• [Problem details]
Return all of the data exactly, with nothing left out but the pictures.

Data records
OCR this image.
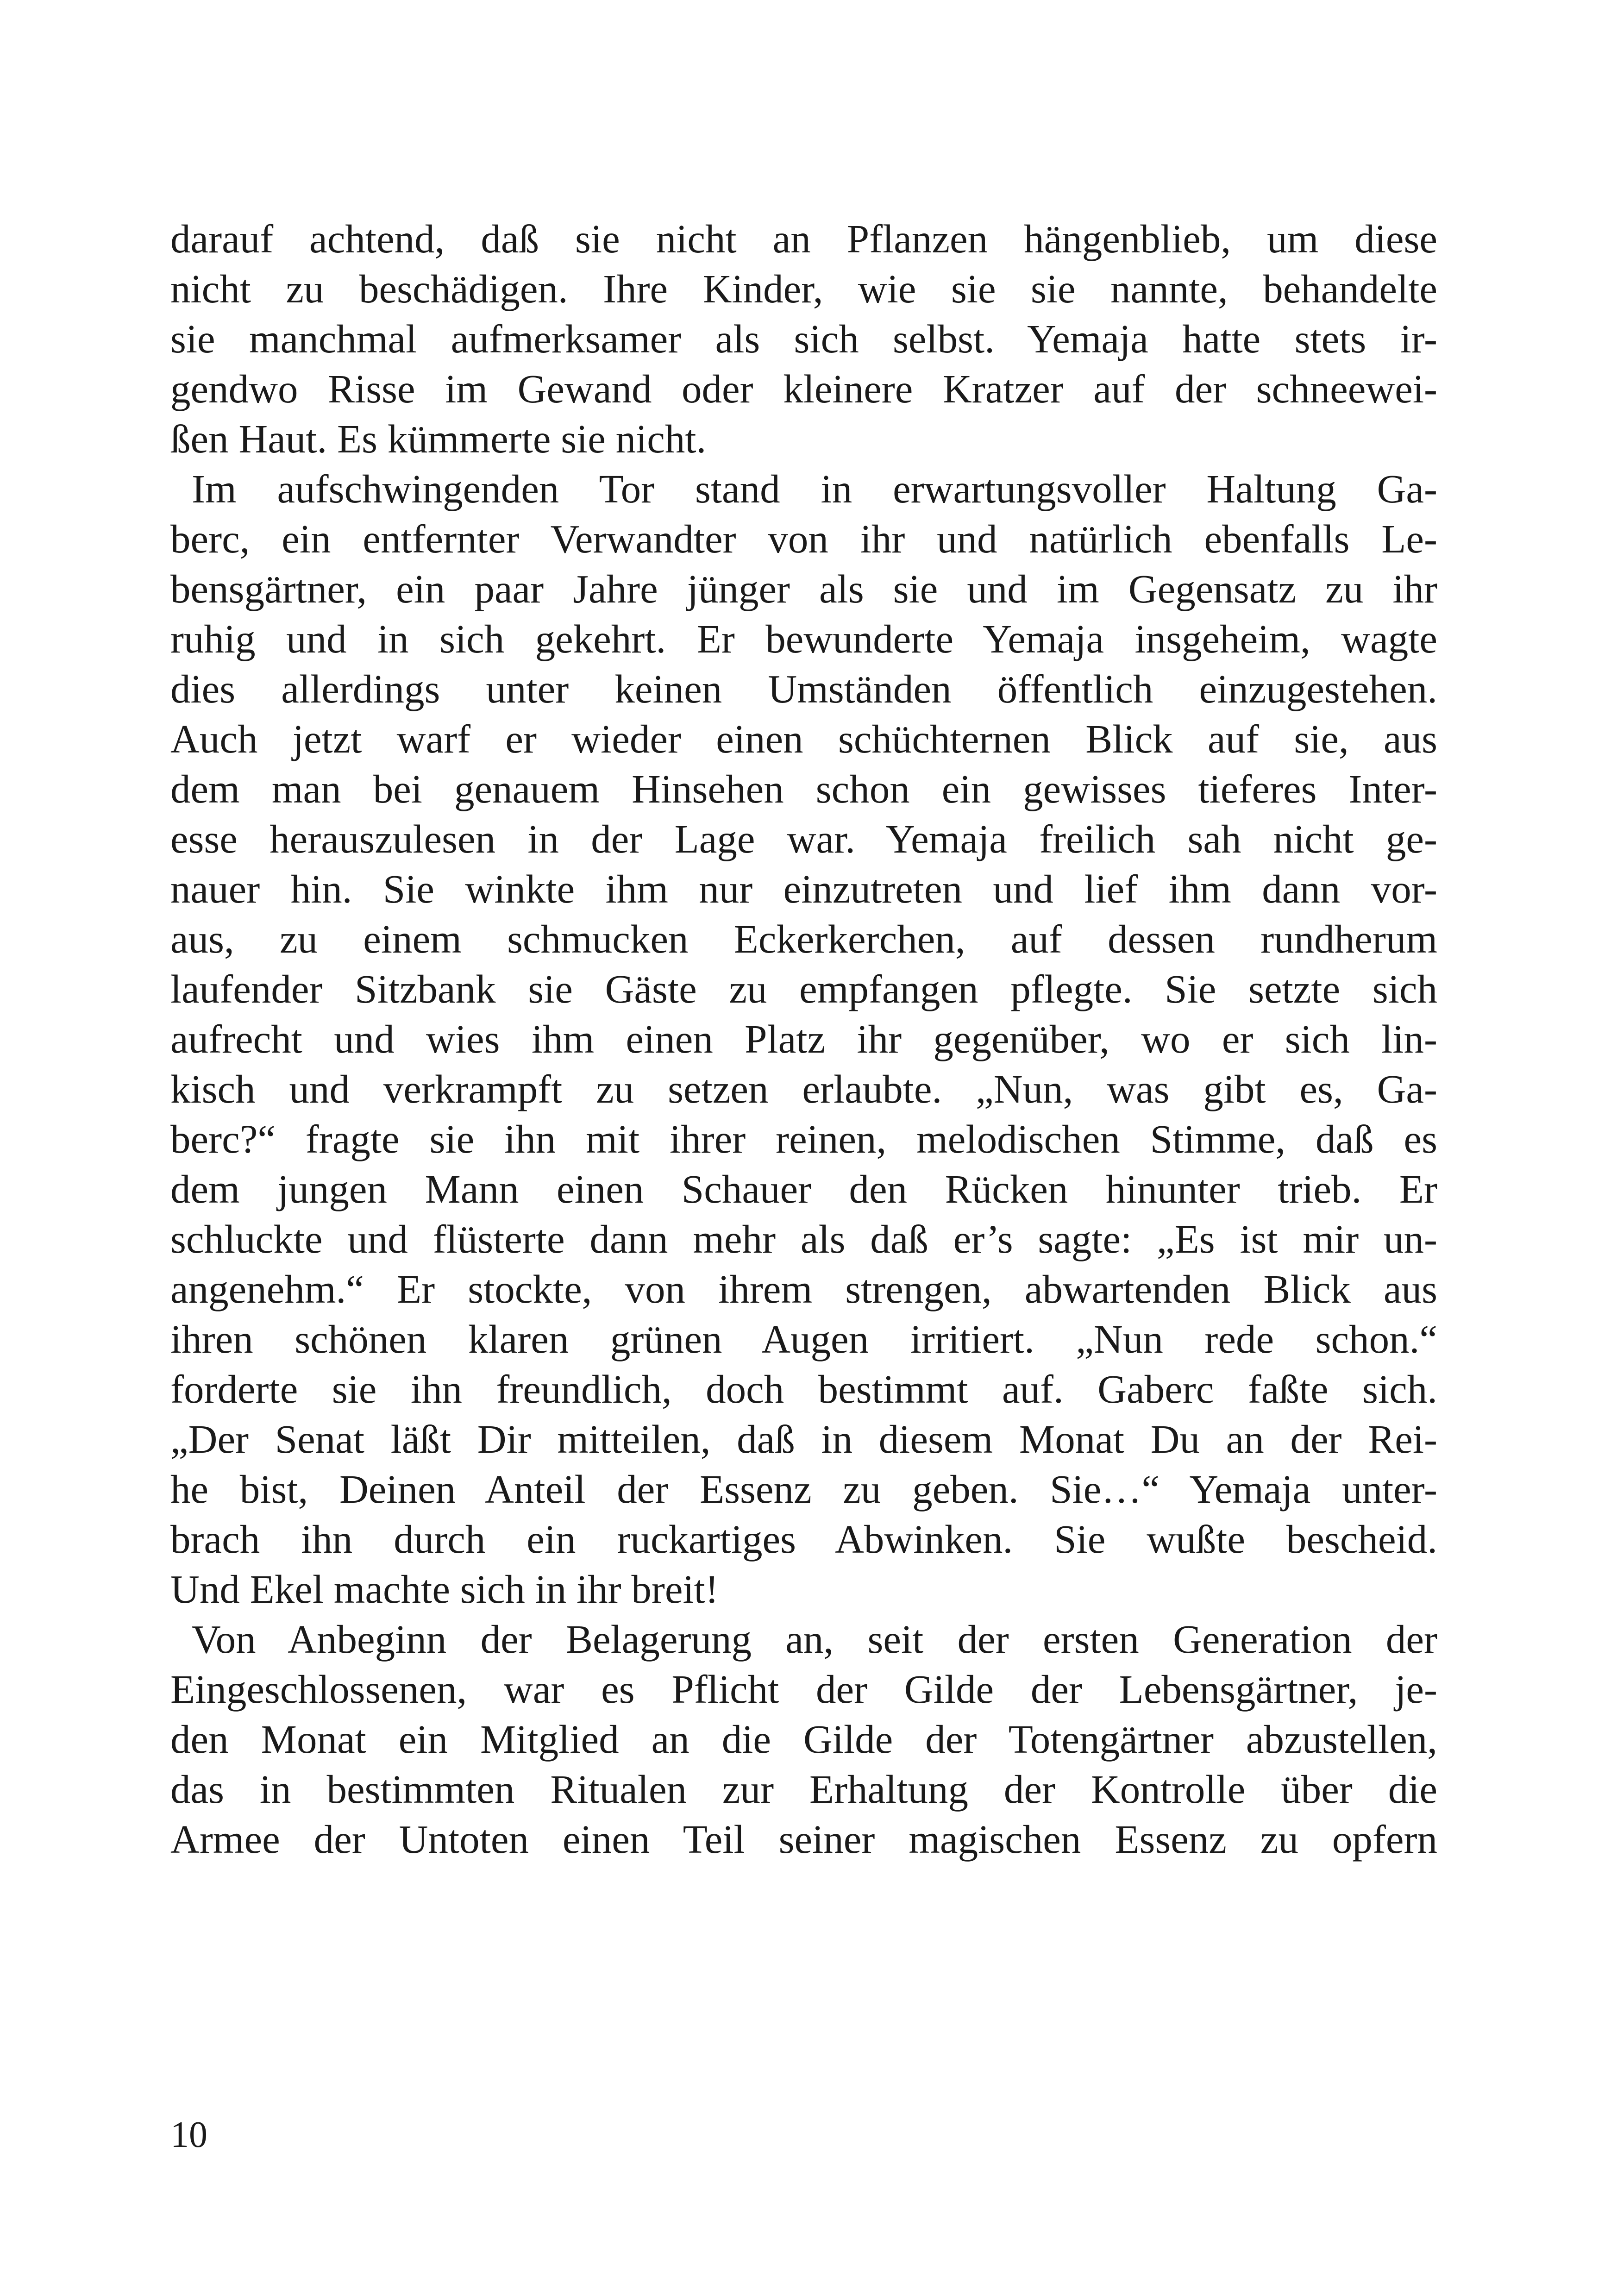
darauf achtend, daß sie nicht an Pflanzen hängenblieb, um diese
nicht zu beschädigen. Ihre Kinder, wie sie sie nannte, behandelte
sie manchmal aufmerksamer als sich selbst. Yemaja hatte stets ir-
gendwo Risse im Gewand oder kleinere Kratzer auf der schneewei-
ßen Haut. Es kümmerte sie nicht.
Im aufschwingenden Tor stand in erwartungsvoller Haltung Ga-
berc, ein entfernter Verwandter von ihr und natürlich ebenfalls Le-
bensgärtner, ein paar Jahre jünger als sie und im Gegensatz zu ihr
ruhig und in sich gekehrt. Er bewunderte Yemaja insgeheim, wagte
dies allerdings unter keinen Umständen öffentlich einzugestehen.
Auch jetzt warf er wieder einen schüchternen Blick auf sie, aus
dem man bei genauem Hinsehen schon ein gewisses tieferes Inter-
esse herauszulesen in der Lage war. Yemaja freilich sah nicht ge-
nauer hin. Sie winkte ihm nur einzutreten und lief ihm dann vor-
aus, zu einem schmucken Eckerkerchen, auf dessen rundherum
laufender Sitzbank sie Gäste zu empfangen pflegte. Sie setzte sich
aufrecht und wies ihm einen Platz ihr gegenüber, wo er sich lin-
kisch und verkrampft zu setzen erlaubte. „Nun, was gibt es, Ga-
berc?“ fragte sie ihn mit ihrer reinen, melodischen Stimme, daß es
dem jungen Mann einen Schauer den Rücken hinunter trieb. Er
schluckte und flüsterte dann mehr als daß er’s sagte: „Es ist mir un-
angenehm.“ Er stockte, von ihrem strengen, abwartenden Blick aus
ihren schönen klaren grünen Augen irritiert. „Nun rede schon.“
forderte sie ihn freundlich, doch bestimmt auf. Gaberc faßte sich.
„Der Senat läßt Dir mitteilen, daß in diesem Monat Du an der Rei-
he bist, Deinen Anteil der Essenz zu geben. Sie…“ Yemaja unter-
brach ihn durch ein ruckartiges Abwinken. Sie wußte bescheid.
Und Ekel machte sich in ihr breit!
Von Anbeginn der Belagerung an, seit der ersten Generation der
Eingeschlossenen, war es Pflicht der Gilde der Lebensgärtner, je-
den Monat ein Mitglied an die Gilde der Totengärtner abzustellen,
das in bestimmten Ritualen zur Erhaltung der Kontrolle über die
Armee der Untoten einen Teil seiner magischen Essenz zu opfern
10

• [Correct answer]
OCR this image.
darauf achtend, daß sie nicht an Pflanzen hängenblieb, um diese
nicht zu beschädigen. Ihre Kinder, wie sie sie nannte, behandelte
sie manchmal aufmerksamer als sich selbst. Yemaja hatte stets ir-
gendwo Risse im Gewand oder kleinere Kratzer auf der schneewei-
ßen Haut. Es kümmerte sie nicht.
Im aufschwingenden Tor stand in erwartungsvoller Haltung Ga-
berc, ein entfernter Verwandter von ihr und natürlich ebenfalls Le-
bensgärtner, ein paar Jahre jünger als sie und im Gegensatz zu ihr
ruhig und in sich gekehrt. Er bewunderte Yemaja insgeheim, wagte
dies allerdings unter keinen Umständen öffentlich einzugestehen.
Auch jetzt warf er wieder einen schüchternen Blick auf sie, aus
dem man bei genauem Hinsehen schon ein gewisses tieferes Inter-
esse herauszulesen in der Lage war. Yemaja freilich sah nicht ge-
nauer hin. Sie winkte ihm nur einzutreten und lief ihm dann vor-
aus, zu einem schmucken Eckerkerchen, auf dessen rundherum
laufender Sitzbank sie Gäste zu empfangen pflegte. Sie setzte sich
aufrecht und wies ihm einen Platz ihr gegenüber, wo er sich lin-
kisch und verkrampft zu setzen erlaubte. „Nun, was gibt es, Ga-
berc?“ fragte sie ihn mit ihrer reinen, melodischen Stimme, daß es
dem jungen Mann einen Schauer den Rücken hinunter trieb. Er
schluckte und flüsterte dann mehr als daß er’s sagte: „Es ist mir un-
angenehm.“ Er stockte, von ihrem strengen, abwartenden Blick aus
ihren schönen klaren grünen Augen irritiert. „Nun rede schon.“
forderte sie ihn freundlich, doch bestimmt auf. Gaberc faßte sich.
„Der Senat läßt Dir mitteilen, daß in diesem Monat Du an der Rei-
he bist, Deinen Anteil der Essenz zu geben. Sie…“ Yemaja unter-
brach ihn durch ein ruckartiges Abwinken. Sie wußte bescheid.
Und Ekel machte sich in ihr breit!
Von Anbeginn der Belagerung an, seit der ersten Generation der
Eingeschlossenen, war es Pflicht der Gilde der Lebensgärtner, je-
den Monat ein Mitglied an die Gilde der Totengärtner abzustellen,
das in bestimmten Ritualen zur Erhaltung der Kontrolle über die
Armee der Untoten einen Teil seiner magischen Essenz zu opfern
10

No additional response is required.